Identify the lines that contain the word "аварийного", then copy them.

TASK INPUT -

>>>>>

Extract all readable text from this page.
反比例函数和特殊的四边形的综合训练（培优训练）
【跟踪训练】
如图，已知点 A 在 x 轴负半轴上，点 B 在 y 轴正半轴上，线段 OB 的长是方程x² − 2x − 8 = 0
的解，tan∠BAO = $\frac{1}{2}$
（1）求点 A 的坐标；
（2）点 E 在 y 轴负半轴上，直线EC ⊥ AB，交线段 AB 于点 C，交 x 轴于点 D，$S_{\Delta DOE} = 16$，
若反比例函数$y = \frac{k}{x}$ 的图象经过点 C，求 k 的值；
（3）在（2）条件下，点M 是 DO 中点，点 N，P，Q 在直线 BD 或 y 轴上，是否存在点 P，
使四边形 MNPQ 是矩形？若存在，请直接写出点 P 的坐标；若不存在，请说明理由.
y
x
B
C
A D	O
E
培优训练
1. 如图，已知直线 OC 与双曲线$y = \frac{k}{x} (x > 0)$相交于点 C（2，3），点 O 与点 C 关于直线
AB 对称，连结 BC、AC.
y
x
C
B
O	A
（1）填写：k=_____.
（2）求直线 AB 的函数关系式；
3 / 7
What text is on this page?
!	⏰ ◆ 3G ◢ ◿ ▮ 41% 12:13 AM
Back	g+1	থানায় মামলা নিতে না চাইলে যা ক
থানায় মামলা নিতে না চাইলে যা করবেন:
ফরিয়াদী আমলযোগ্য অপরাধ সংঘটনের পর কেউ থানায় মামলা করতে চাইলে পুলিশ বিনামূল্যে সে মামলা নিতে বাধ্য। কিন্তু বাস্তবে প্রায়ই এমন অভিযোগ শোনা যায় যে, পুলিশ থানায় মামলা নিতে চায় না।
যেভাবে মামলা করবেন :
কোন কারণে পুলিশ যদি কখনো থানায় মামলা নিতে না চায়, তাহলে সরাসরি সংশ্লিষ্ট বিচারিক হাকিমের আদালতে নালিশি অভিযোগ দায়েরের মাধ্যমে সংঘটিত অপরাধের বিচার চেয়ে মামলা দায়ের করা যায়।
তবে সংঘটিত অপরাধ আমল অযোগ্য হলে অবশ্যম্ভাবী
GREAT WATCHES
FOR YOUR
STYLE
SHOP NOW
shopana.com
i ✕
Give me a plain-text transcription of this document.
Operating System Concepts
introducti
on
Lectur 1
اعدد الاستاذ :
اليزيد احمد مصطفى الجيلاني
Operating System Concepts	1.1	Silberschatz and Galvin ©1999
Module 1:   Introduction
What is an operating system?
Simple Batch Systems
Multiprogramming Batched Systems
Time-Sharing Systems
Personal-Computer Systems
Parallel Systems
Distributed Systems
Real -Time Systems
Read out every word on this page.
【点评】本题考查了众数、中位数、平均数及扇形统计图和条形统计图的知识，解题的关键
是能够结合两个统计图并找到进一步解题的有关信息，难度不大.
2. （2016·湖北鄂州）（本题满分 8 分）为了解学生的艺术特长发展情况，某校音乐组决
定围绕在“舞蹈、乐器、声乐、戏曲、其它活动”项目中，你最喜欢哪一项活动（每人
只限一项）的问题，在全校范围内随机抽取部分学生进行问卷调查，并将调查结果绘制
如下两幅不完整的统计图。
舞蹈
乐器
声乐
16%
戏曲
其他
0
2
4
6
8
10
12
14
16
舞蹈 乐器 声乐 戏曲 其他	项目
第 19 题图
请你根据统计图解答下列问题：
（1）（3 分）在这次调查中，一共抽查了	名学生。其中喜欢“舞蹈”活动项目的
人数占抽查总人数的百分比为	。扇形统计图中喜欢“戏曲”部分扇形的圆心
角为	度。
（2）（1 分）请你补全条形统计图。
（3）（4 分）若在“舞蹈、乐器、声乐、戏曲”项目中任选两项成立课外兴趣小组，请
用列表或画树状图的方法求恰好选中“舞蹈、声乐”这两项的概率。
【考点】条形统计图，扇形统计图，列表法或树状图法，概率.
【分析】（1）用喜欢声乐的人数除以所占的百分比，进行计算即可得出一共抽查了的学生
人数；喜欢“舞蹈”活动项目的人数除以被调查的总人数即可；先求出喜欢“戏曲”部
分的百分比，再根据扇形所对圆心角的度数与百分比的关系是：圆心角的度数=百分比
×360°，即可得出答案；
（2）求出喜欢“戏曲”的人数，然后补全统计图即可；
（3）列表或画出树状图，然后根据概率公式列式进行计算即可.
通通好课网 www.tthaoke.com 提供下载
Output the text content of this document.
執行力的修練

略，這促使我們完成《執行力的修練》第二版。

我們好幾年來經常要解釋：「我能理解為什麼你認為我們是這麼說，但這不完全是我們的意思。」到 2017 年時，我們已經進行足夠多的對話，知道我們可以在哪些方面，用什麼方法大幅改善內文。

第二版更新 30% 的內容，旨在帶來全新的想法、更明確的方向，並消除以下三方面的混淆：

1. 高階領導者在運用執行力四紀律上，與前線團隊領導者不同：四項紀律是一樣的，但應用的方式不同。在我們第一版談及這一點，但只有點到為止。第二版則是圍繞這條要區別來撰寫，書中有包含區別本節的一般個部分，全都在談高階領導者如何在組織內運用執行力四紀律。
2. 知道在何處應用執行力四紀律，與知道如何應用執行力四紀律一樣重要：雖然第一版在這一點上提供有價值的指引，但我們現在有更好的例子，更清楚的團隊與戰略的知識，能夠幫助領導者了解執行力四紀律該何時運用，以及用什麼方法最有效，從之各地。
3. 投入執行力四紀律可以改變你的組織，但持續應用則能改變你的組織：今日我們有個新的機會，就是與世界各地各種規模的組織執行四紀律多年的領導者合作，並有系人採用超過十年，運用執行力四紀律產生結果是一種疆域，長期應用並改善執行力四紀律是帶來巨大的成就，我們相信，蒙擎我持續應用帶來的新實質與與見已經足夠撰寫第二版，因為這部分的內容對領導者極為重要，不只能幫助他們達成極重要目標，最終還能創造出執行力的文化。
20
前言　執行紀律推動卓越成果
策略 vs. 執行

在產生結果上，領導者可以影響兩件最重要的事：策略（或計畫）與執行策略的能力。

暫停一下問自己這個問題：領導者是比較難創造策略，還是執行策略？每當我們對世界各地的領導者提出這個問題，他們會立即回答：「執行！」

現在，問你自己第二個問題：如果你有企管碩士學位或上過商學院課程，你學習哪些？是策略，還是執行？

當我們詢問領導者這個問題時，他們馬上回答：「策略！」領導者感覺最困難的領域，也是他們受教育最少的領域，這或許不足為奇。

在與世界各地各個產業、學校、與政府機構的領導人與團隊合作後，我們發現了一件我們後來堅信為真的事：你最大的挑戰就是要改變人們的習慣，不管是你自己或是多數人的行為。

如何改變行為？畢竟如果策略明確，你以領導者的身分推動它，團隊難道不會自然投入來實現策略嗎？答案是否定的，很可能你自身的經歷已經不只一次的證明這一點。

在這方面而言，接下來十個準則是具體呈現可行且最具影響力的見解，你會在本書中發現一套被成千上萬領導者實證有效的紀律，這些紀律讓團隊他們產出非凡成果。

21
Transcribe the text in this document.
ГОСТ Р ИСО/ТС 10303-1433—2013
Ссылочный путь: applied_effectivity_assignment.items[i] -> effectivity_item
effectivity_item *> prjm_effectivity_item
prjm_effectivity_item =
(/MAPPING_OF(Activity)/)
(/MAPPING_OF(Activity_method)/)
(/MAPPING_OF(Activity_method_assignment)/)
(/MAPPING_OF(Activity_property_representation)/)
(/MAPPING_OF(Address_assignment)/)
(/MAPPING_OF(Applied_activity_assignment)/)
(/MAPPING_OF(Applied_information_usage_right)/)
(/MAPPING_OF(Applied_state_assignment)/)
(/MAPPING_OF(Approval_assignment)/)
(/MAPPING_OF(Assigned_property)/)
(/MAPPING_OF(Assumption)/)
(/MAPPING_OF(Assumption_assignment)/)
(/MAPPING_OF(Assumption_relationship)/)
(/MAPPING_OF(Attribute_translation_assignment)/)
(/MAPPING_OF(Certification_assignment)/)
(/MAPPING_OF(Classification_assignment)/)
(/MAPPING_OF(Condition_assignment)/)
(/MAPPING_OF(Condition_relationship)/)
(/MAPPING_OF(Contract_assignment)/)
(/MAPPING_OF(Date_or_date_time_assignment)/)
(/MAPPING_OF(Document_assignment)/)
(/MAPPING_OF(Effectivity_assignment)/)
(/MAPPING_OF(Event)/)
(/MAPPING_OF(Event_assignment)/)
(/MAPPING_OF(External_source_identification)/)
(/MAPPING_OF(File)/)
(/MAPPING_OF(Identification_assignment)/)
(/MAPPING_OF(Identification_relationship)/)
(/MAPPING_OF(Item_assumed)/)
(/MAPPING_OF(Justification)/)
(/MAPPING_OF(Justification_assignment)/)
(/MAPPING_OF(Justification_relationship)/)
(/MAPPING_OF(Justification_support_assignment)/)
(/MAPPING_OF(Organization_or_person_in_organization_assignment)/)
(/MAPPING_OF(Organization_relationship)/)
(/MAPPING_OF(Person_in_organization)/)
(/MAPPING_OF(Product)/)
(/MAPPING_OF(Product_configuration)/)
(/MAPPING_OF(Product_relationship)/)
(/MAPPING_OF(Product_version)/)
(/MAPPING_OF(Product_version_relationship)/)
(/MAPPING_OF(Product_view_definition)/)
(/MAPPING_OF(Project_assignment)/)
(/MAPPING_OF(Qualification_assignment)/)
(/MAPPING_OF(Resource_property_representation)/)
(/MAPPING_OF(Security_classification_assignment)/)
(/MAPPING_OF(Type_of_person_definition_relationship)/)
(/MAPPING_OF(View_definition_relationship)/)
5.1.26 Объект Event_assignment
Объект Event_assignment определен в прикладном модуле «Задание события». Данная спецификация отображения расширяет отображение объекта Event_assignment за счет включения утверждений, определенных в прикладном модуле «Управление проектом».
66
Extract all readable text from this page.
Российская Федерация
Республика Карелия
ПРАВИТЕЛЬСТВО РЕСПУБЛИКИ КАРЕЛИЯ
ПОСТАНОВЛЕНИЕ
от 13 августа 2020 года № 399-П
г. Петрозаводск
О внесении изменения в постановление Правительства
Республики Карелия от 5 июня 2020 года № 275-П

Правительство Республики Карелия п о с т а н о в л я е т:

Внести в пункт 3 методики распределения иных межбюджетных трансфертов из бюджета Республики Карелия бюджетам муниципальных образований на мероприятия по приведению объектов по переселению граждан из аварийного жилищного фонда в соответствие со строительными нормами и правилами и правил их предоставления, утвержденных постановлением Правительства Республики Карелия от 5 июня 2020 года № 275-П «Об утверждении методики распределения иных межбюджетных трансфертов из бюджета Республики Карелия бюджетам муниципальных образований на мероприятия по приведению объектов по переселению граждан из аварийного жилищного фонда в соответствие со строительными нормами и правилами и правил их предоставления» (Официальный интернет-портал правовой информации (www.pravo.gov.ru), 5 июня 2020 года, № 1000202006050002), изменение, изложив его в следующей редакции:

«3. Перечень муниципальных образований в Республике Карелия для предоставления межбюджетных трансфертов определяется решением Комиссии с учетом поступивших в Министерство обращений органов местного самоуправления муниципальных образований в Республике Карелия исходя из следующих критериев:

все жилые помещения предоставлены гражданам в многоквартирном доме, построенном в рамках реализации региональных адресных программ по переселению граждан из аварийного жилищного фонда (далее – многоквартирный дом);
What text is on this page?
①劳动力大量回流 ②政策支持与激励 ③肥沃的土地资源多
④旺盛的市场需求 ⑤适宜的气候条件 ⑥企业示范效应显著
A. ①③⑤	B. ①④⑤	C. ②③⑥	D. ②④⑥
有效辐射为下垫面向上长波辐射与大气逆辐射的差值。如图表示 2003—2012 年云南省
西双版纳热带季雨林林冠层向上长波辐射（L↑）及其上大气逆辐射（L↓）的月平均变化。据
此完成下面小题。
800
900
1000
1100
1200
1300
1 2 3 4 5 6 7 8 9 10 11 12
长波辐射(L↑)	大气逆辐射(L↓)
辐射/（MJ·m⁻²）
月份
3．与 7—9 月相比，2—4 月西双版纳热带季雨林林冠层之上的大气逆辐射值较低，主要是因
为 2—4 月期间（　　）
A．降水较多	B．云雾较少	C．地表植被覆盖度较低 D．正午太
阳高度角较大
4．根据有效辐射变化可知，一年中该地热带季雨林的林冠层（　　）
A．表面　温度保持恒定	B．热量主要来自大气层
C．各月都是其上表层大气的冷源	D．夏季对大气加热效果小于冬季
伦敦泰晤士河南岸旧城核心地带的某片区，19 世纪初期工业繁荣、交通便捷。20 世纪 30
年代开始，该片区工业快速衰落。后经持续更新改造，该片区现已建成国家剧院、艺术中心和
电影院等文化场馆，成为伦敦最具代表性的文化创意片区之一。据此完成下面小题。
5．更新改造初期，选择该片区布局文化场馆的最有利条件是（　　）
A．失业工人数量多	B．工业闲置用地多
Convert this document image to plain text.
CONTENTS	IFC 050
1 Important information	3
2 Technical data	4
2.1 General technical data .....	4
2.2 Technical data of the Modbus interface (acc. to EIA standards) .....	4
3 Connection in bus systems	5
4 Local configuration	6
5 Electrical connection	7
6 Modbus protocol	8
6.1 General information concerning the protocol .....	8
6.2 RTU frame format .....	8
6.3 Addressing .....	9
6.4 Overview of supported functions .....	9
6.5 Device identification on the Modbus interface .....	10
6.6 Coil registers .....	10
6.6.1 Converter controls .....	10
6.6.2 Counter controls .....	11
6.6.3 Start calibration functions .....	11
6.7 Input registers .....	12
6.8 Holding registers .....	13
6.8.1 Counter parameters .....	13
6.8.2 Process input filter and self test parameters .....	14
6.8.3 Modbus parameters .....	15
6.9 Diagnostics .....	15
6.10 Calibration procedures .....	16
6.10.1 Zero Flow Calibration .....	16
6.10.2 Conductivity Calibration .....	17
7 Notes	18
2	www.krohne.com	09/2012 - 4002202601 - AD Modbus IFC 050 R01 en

<<<<<

EXERCISE SOLUTION -
Внести в пункт 3 методики распределения иных межбюджетных трансфертов из бюджета Республики Карелия бюджетам муниципальных образований на мероприятия по приведению объектов по переселению граждан из аварийного жилищного фонда в соответствие со строительными нормами и правилами и правил их предоставления, утвержденных постановлением Правительства Республики Карелия от 5 июня 2020 года № 275-П «Об утверждении методики распределения иных межбюджетных трансфертов из бюджета Республики Карелия бюджетам муниципальных образований на мероприятия по приведению объектов по переселению граждан из аварийного жилищного фонда в соответствие со строительными нормами и правилами и правил их предоставления» (Официальный интернет-портал правовой информации (www.pravo.gov.ru), 5 июня 2020 года, № 1000202006050002), изменение, изложив его в следующей редакции:
все жилые помещения предоставлены гражданам в многоквартирном доме, построенном в рамках реализации региональных адресных программ по переселению граждан из аварийного жилищного фонда (далее – многоквартирный дом);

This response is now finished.